LISTED RECORDS
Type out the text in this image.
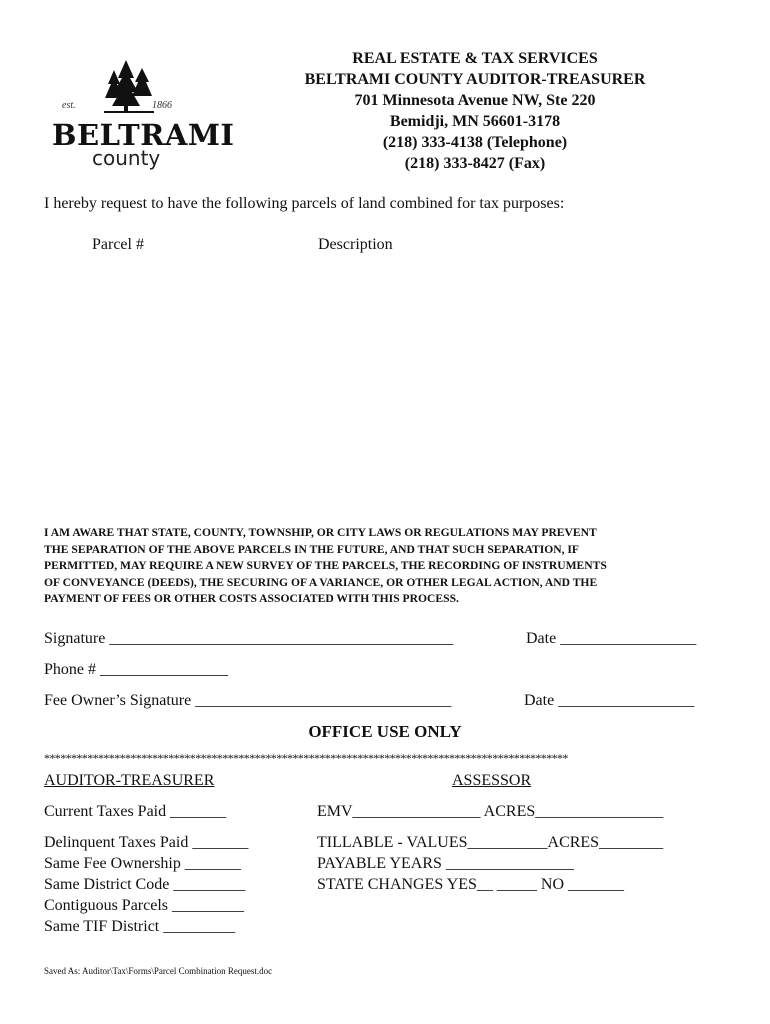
est.	1866
BELTRAMI
county
REAL ESTATE & TAX SERVICES
BELTRAMI COUNTY AUDITOR-TREASURER
701 Minnesota Avenue NW, Ste 220
Bemidji, MN 56601-3178
(218) 333-4138 (Telephone)
(218) 333-8427 (Fax)
I hereby request to have the following parcels of land combined for tax purposes:
Parcel #	Description
I AM AWARE THAT STATE, COUNTY, TOWNSHIP, OR CITY LAWS OR REGULATIONS MAY PREVENT
THE SEPARATION OF THE ABOVE PARCELS IN THE FUTURE, AND THAT SUCH SEPARATION, IF
PERMITTED, MAY REQUIRE A NEW SURVEY OF THE PARCELS, THE RECORDING OF INSTRUMENTS
OF CONVEYANCE (DEEDS), THE SECURING OF A VARIANCE, OR OTHER LEGAL ACTION, AND THE
PAYMENT OF FEES OR OTHER COSTS ASSOCIATED WITH THIS PROCESS.
Signature ___________________________________________	Date _________________
Phone # ________________
Fee Owner’s Signature ________________________________	Date _________________
OFFICE USE ONLY
*************************************************************************************************
AUDITOR-TREASURER	ASSESSOR
Current Taxes Paid _______	EMV________________ ACRES________________
Delinquent Taxes Paid _______	TILLABLE - VALUES__________ACRES________
Same Fee Ownership _______	PAYABLE YEARS ________________
Same District Code _________	STATE CHANGES YES__ _____ NO _______
Contiguous Parcels _________
Same TIF District _________
Saved As: Auditor\Tax\Forms\Parcel Combination Request.doc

DIRECTIONS
The records above are to be restated exactly, without their pictures.

SOLUTION TO THE EXERCISE
Type out the text in this image.
est.	1866
BELTRAMI
county
REAL ESTATE & TAX SERVICES
BELTRAMI COUNTY AUDITOR-TREASURER
701 Minnesota Avenue NW, Ste 220
Bemidji, MN 56601-3178
(218) 333-4138 (Telephone)
(218) 333-8427 (Fax)
I hereby request to have the following parcels of land combined for tax purposes:
Parcel #	Description
I AM AWARE THAT STATE, COUNTY, TOWNSHIP, OR CITY LAWS OR REGULATIONS MAY PREVENT
THE SEPARATION OF THE ABOVE PARCELS IN THE FUTURE, AND THAT SUCH SEPARATION, IF
PERMITTED, MAY REQUIRE A NEW SURVEY OF THE PARCELS, THE RECORDING OF INSTRUMENTS
OF CONVEYANCE (DEEDS), THE SECURING OF A VARIANCE, OR OTHER LEGAL ACTION, AND THE
PAYMENT OF FEES OR OTHER COSTS ASSOCIATED WITH THIS PROCESS.
Signature ___________________________________________	Date _________________
Phone # ________________
Fee Owner’s Signature ________________________________	Date _________________
OFFICE USE ONLY
*************************************************************************************************
AUDITOR-TREASURER	ASSESSOR
Current Taxes Paid _______	EMV________________ ACRES________________
Delinquent Taxes Paid _______	TILLABLE - VALUES__________ACRES________
Same Fee Ownership _______	PAYABLE YEARS ________________
Same District Code _________	STATE CHANGES YES__ _____ NO _______
Contiguous Parcels _________
Same TIF District _________
Saved As: Auditor\Tax\Forms\Parcel Combination Request.doc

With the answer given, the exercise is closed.